Record list
--------------------

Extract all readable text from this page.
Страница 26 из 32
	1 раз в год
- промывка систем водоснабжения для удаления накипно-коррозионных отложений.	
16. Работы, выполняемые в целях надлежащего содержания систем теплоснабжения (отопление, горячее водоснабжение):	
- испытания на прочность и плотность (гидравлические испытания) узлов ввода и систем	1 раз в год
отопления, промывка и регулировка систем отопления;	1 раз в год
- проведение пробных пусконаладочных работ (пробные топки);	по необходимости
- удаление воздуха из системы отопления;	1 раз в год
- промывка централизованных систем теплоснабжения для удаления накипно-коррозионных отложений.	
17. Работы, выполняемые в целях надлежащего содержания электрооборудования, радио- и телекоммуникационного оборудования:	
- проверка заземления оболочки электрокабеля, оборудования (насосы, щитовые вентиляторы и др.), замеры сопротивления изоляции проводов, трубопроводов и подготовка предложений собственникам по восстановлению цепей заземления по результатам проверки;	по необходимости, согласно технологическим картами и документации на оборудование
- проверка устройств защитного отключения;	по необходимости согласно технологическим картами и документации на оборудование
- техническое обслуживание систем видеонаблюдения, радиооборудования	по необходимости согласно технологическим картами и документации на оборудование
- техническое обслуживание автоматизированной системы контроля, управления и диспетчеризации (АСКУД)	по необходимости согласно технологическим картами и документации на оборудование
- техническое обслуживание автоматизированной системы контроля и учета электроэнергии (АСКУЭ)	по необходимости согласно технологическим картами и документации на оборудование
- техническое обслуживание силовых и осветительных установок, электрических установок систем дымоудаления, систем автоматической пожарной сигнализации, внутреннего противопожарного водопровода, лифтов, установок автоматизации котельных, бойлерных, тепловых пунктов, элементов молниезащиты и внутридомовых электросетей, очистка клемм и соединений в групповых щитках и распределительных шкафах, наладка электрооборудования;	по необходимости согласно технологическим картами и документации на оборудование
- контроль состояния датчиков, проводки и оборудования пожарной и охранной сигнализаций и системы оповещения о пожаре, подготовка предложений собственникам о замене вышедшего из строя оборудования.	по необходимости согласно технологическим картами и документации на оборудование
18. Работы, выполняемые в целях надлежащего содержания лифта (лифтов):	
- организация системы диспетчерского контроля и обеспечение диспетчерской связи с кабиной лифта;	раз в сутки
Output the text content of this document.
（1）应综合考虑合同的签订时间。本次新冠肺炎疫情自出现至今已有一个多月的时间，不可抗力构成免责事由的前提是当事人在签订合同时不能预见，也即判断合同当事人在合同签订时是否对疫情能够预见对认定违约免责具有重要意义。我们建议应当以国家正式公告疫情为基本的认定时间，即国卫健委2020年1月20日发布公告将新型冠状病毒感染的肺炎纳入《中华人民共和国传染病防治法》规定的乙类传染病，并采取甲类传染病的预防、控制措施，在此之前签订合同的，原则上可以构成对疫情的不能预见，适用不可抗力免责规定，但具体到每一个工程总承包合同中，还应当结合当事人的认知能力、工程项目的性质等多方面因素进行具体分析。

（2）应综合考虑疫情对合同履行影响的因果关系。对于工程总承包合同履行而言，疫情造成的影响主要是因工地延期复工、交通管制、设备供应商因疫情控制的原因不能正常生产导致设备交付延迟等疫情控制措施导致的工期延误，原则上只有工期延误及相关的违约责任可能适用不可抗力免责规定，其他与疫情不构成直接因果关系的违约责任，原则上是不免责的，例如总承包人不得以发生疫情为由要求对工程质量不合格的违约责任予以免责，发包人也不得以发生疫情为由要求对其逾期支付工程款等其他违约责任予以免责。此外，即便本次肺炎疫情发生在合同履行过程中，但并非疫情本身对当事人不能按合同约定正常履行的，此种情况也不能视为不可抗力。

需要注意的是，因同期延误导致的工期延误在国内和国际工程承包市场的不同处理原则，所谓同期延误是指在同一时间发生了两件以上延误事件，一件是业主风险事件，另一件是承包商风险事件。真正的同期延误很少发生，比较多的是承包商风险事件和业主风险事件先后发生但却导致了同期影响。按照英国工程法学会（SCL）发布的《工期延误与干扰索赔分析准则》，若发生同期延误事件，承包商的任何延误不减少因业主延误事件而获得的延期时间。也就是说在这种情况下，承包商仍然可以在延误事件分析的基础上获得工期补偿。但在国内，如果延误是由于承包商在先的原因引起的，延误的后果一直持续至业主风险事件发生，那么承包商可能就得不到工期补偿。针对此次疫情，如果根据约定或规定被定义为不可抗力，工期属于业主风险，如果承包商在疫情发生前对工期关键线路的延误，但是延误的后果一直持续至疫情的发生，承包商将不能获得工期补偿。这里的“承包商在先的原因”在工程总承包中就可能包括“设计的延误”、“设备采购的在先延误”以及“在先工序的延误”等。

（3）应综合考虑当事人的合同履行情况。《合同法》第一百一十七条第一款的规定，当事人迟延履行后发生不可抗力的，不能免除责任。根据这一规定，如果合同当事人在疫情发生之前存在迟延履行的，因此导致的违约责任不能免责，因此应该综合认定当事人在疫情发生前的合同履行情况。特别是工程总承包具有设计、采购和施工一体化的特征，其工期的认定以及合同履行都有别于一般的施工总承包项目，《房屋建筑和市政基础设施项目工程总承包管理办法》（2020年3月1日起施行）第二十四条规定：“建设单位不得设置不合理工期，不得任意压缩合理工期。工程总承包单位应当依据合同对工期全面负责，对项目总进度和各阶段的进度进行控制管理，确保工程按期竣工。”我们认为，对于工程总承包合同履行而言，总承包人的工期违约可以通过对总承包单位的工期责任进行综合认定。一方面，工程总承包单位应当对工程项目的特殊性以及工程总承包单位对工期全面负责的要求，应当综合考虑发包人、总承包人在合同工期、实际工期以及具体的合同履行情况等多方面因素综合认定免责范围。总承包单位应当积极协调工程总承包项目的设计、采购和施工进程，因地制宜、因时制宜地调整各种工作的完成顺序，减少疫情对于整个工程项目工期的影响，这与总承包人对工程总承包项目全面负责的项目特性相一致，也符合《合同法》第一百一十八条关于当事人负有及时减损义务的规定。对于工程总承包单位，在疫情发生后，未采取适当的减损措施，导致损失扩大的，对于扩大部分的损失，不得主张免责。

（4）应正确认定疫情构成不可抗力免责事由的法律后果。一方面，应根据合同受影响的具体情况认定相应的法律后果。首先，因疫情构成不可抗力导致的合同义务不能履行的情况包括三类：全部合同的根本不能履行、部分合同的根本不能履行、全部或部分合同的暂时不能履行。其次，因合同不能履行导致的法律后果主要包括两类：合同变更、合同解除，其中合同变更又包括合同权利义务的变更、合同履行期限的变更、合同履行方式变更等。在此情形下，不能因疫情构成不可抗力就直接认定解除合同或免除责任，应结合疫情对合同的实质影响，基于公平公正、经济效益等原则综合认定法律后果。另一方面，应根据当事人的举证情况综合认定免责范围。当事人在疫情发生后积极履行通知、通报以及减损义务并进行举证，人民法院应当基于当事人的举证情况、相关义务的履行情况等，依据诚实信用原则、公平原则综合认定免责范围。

--------------------

Task goal
Quote each line of the listing above exactly.

The result
Extract all readable text from this page.
Страница 26 из 32
	1 раз в год
- промывка систем водоснабжения для удаления накипно-коррозионных отложений.	
16. Работы, выполняемые в целях надлежащего содержания систем теплоснабжения (отопление, горячее водоснабжение):	
- испытания на прочность и плотность (гидравлические испытания) узлов ввода и систем	1 раз в год
отопления, промывка и регулировка систем отопления;	1 раз в год
- проведение пробных пусконаладочных работ (пробные топки);	по необходимости
- удаление воздуха из системы отопления;	1 раз в год
- промывка централизованных систем теплоснабжения для удаления накипно-коррозионных отложений.	
17. Работы, выполняемые в целях надлежащего содержания электрооборудования, радио- и телекоммуникационного оборудования:	
- проверка заземления оболочки электрокабеля, оборудования (насосы, щитовые вентиляторы и др.), замеры сопротивления изоляции проводов, трубопроводов и подготовка предложений собственникам по восстановлению цепей заземления по результатам проверки;	по необходимости, согласно технологическим картами и документации на оборудование
- проверка устройств защитного отключения;	по необходимости согласно технологическим картами и документации на оборудование
- техническое обслуживание систем видеонаблюдения, радиооборудования	по необходимости согласно технологическим картами и документации на оборудование
- техническое обслуживание автоматизированной системы контроля, управления и диспетчеризации (АСКУД)	по необходимости согласно технологическим картами и документации на оборудование
- техническое обслуживание автоматизированной системы контроля и учета электроэнергии (АСКУЭ)	по необходимости согласно технологическим картами и документации на оборудование
- техническое обслуживание силовых и осветительных установок, электрических установок систем дымоудаления, систем автоматической пожарной сигнализации, внутреннего противопожарного водопровода, лифтов, установок автоматизации котельных, бойлерных, тепловых пунктов, элементов молниезащиты и внутридомовых электросетей, очистка клемм и соединений в групповых щитках и распределительных шкафах, наладка электрооборудования;	по необходимости согласно технологическим картами и документации на оборудование
- контроль состояния датчиков, проводки и оборудования пожарной и охранной сигнализаций и системы оповещения о пожаре, подготовка предложений собственникам о замене вышедшего из строя оборудования.	по необходимости согласно технологическим картами и документации на оборудование
18. Работы, выполняемые в целях надлежащего содержания лифта (лифтов):	
- организация системы диспетчерского контроля и обеспечение диспетчерской связи с кабиной лифта;	раз в сутки
Output the text content of this document.
（1）应综合考虑合同的签订时间。本次新冠肺炎疫情自出现至今已有一个多月的时间，不可抗力构成免责事由的前提是当事人在签订合同时不能预见，也即判断合同当事人在合同签订时是否对疫情能够预见对认定违约免责具有重要意义。我们建议应当以国家正式公告疫情为基本的认定时间，即国卫健委2020年1月20日发布公告将新型冠状病毒感染的肺炎纳入《中华人民共和国传染病防治法》规定的乙类传染病，并采取甲类传染病的预防、控制措施，在此之前签订合同的，原则上可以构成对疫情的不能预见，适用不可抗力免责规定，但具体到每一个工程总承包合同中，还应当结合当事人的认知能力、工程项目的性质等多方面因素进行具体分析。

（2）应综合考虑疫情对合同履行影响的因果关系。对于工程总承包合同履行而言，疫情造成的影响主要是因工地延期复工、交通管制、设备供应商因疫情控制的原因不能正常生产导致设备交付延迟等疫情控制措施导致的工期延误，原则上只有工期延误及相关的违约责任可能适用不可抗力免责规定，其他与疫情不构成直接因果关系的违约责任，原则上是不免责的，例如总承包人不得以发生疫情为由要求对工程质量不合格的违约责任予以免责，发包人也不得以发生疫情为由要求对其逾期支付工程款等其他违约责任予以免责。此外，即便本次肺炎疫情发生在合同履行过程中，但并非疫情本身对当事人不能按合同约定正常履行的，此种情况也不能视为不可抗力。

需要注意的是，因同期延误导致的工期延误在国内和国际工程承包市场的不同处理原则，所谓同期延误是指在同一时间发生了两件以上延误事件，一件是业主风险事件，另一件是承包商风险事件。真正的同期延误很少发生，比较多的是承包商风险事件和业主风险事件先后发生但却导致了同期影响。按照英国工程法学会（SCL）发布的《工期延误与干扰索赔分析准则》，若发生同期延误事件，承包商的任何延误不减少因业主延误事件而获得的延期时间。也就是说在这种情况下，承包商仍然可以在延误事件分析的基础上获得工期补偿。但在国内，如果延误是由于承包商在先的原因引起的，延误的后果一直持续至业主风险事件发生，那么承包商可能就得不到工期补偿。针对此次疫情，如果根据约定或规定被定义为不可抗力，工期属于业主风险，如果承包商在疫情发生前对工期关键线路的延误，但是延误的后果一直持续至疫情的发生，承包商将不能获得工期补偿。这里的“承包商在先的原因”在工程总承包中就可能包括“设计的延误”、“设备采购的在先延误”以及“在先工序的延误”等。

（3）应综合考虑当事人的合同履行情况。《合同法》第一百一十七条第一款的规定，当事人迟延履行后发生不可抗力的，不能免除责任。根据这一规定，如果合同当事人在疫情发生之前存在迟延履行的，因此导致的违约责任不能免责，因此应该综合认定当事人在疫情发生前的合同履行情况。特别是工程总承包具有设计、采购和施工一体化的特征，其工期的认定以及合同履行都有别于一般的施工总承包项目，《房屋建筑和市政基础设施项目工程总承包管理办法》（2020年3月1日起施行）第二十四条规定：“建设单位不得设置不合理工期，不得任意压缩合理工期。工程总承包单位应当依据合同对工期全面负责，对项目总进度和各阶段的进度进行控制管理，确保工程按期竣工。”我们认为，对于工程总承包合同履行而言，总承包人的工期违约可以通过对总承包单位的工期责任进行综合认定。一方面，工程总承包单位应当对工程项目的特殊性以及工程总承包单位对工期全面负责的要求，应当综合考虑发包人、总承包人在合同工期、实际工期以及具体的合同履行情况等多方面因素综合认定免责范围。总承包单位应当积极协调工程总承包项目的设计、采购和施工进程，因地制宜、因时制宜地调整各种工作的完成顺序，减少疫情对于整个工程项目工期的影响，这与总承包人对工程总承包项目全面负责的项目特性相一致，也符合《合同法》第一百一十八条关于当事人负有及时减损义务的规定。对于工程总承包单位，在疫情发生后，未采取适当的减损措施，导致损失扩大的，对于扩大部分的损失，不得主张免责。

（4）应正确认定疫情构成不可抗力免责事由的法律后果。一方面，应根据合同受影响的具体情况认定相应的法律后果。首先，因疫情构成不可抗力导致的合同义务不能履行的情况包括三类：全部合同的根本不能履行、部分合同的根本不能履行、全部或部分合同的暂时不能履行。其次，因合同不能履行导致的法律后果主要包括两类：合同变更、合同解除，其中合同变更又包括合同权利义务的变更、合同履行期限的变更、合同履行方式变更等。在此情形下，不能因疫情构成不可抗力就直接认定解除合同或免除责任，应结合疫情对合同的实质影响，基于公平公正、经济效益等原则综合认定法律后果。另一方面，应根据当事人的举证情况综合认定免责范围。当事人在疫情发生后积极履行通知、通报以及减损义务并进行举证，人民法院应当基于当事人的举证情况、相关义务的履行情况等，依据诚实信用原则、公平原则综合认定免责范围。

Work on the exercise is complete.